::: Given information

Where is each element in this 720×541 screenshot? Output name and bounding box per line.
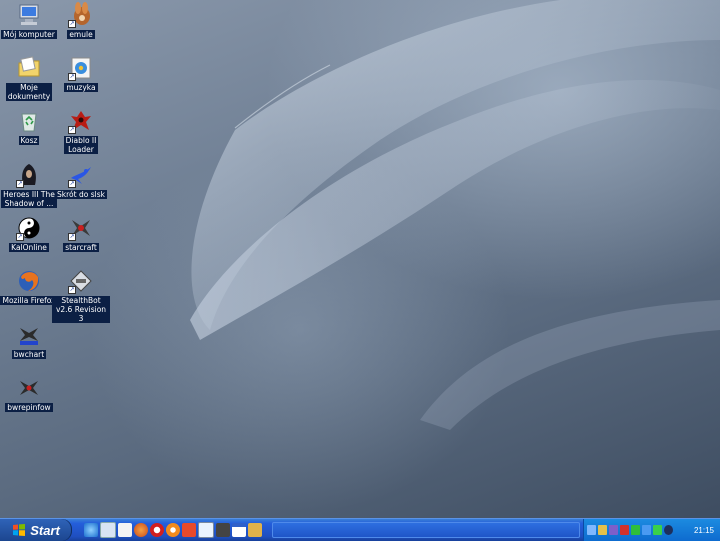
starcraft-icon: ↗ — [68, 215, 94, 241]
tools-icon[interactable] — [248, 523, 262, 537]
firefox-icon — [16, 268, 42, 294]
desktop-icon-bwrepinfo[interactable]: bwrepinfow — [0, 375, 58, 412]
firefox-quick-icon[interactable] — [134, 523, 148, 537]
desktop-icon-kalonline[interactable]: ↗ KalOnline — [0, 215, 58, 252]
computer-icon — [16, 2, 42, 28]
icon-label: Heroes III The Shadow of ... — [1, 190, 57, 208]
desktop-icon-emule[interactable]: ↗ emule — [52, 2, 110, 39]
start-button[interactable]: Start — [0, 519, 72, 541]
folder-icon — [16, 55, 42, 81]
media-player-icon[interactable] — [166, 523, 180, 537]
windows-logo-icon — [13, 524, 26, 536]
quick-launch-bar — [84, 521, 264, 539]
icon-label: Moje dokumenty — [5, 83, 53, 101]
icon-label: Mój komputer — [1, 30, 57, 39]
show-desktop-icon[interactable] — [100, 522, 116, 538]
bwrepinfo-icon — [16, 375, 42, 401]
starcraft-quick-icon[interactable] — [216, 523, 230, 537]
desktop-icon-firefox[interactable]: Mozilla Firefox — [0, 268, 58, 305]
icon-label: starcraft — [63, 243, 99, 252]
shortcut-arrow-icon: ↗ — [68, 233, 76, 241]
shortcut-arrow-icon: ↗ — [68, 20, 76, 28]
shortcut-arrow-icon: ↗ — [68, 126, 76, 134]
desktop-icon-starcraft[interactable]: ↗ starcraft — [52, 215, 110, 252]
icon-label: StealthBot v2.6 Revision 3 — [52, 296, 110, 323]
icon-label: KalOnline — [9, 243, 49, 252]
battery-tray-icon[interactable] — [653, 525, 662, 535]
desktop-icon-diablo[interactable]: ↗ Diablo II Loader — [52, 108, 110, 154]
shortcut-arrow-icon: ↗ — [68, 73, 76, 81]
ie-icon[interactable] — [84, 523, 98, 537]
status-tray-icon[interactable] — [631, 525, 640, 535]
diablo-icon: ↗ — [68, 108, 94, 134]
security-tray-icon[interactable] — [609, 525, 618, 535]
icon-label: Skrót do slsk — [55, 190, 107, 199]
window-icon[interactable] — [232, 523, 246, 537]
media-icon: ↗ — [68, 55, 94, 81]
network-tray-icon[interactable] — [587, 525, 596, 535]
desktop-icon-soulseek[interactable]: ↗ Skrót do slsk — [52, 162, 110, 199]
icon-label: bwrepinfow — [5, 403, 53, 412]
documents-icon[interactable] — [118, 523, 132, 537]
antivirus-tray-icon[interactable] — [620, 525, 629, 535]
icon-label: emule — [67, 30, 95, 39]
yin-yang-icon: ↗ — [16, 215, 42, 241]
soulseek-icon: ↗ — [68, 162, 94, 188]
icon-label: Mozilla Firefox — [0, 296, 58, 305]
volume-tray-icon[interactable] — [598, 525, 607, 535]
icon-label: Diablo II Loader — [63, 136, 99, 154]
system-tray: 21:15 — [583, 519, 720, 541]
bwchart-icon — [16, 322, 42, 348]
stealthbot-icon: ↗ — [68, 268, 94, 294]
recycle-bin-icon — [16, 108, 42, 134]
desktop-icon-my-computer[interactable]: Mój komputer — [0, 2, 58, 39]
opera-icon[interactable] — [150, 523, 164, 537]
task-button-area[interactable] — [272, 522, 580, 538]
desktop-icon-stealthbot[interactable]: ↗ StealthBot v2.6 Revision 3 — [52, 268, 110, 323]
start-label: Start — [30, 522, 60, 538]
desktop-icon-recycle-bin[interactable]: Kosz — [0, 108, 58, 145]
notepad-icon[interactable] — [198, 522, 214, 538]
clock[interactable]: 21:15 — [694, 526, 714, 535]
shortcut-arrow-icon: ↗ — [16, 180, 24, 188]
desktop-icon-muzyka[interactable]: ↗ muzyka — [52, 55, 110, 92]
desktop[interactable]: Mój komputer ↗ emule Moje dokumenty ↗ mu… — [0, 0, 720, 518]
desktop-icon-bwchart[interactable]: bwchart — [0, 322, 58, 359]
icon-label: muzyka — [64, 83, 98, 92]
icon-label: bwchart — [11, 350, 47, 359]
music-tray-icon[interactable] — [642, 525, 651, 535]
desktop-icon-heroes[interactable]: ↗ Heroes III The Shadow of ... — [0, 162, 58, 208]
desktop-icon-my-documents[interactable]: Moje dokumenty — [0, 55, 58, 101]
emule-icon: ↗ — [68, 2, 94, 28]
shortcut-arrow-icon: ↗ — [16, 233, 24, 241]
heroes-icon: ↗ — [16, 162, 42, 188]
shortcut-arrow-icon: ↗ — [68, 180, 76, 188]
shortcut-arrow-icon: ↗ — [68, 286, 76, 294]
winamp-icon[interactable] — [182, 523, 196, 537]
chat-tray-icon[interactable] — [664, 525, 673, 535]
icon-label: Kosz — [18, 136, 40, 145]
taskbar: Start 21:15 — [0, 518, 720, 541]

::::::

== Task description ==
Every line that contains the string "documents" should be copied from the records.

== Final answer ==
documents-icon[interactable] — [118, 523, 132, 537]
desktop-icon-my-documents[interactable]: Moje dokumenty — [0, 55, 58, 101]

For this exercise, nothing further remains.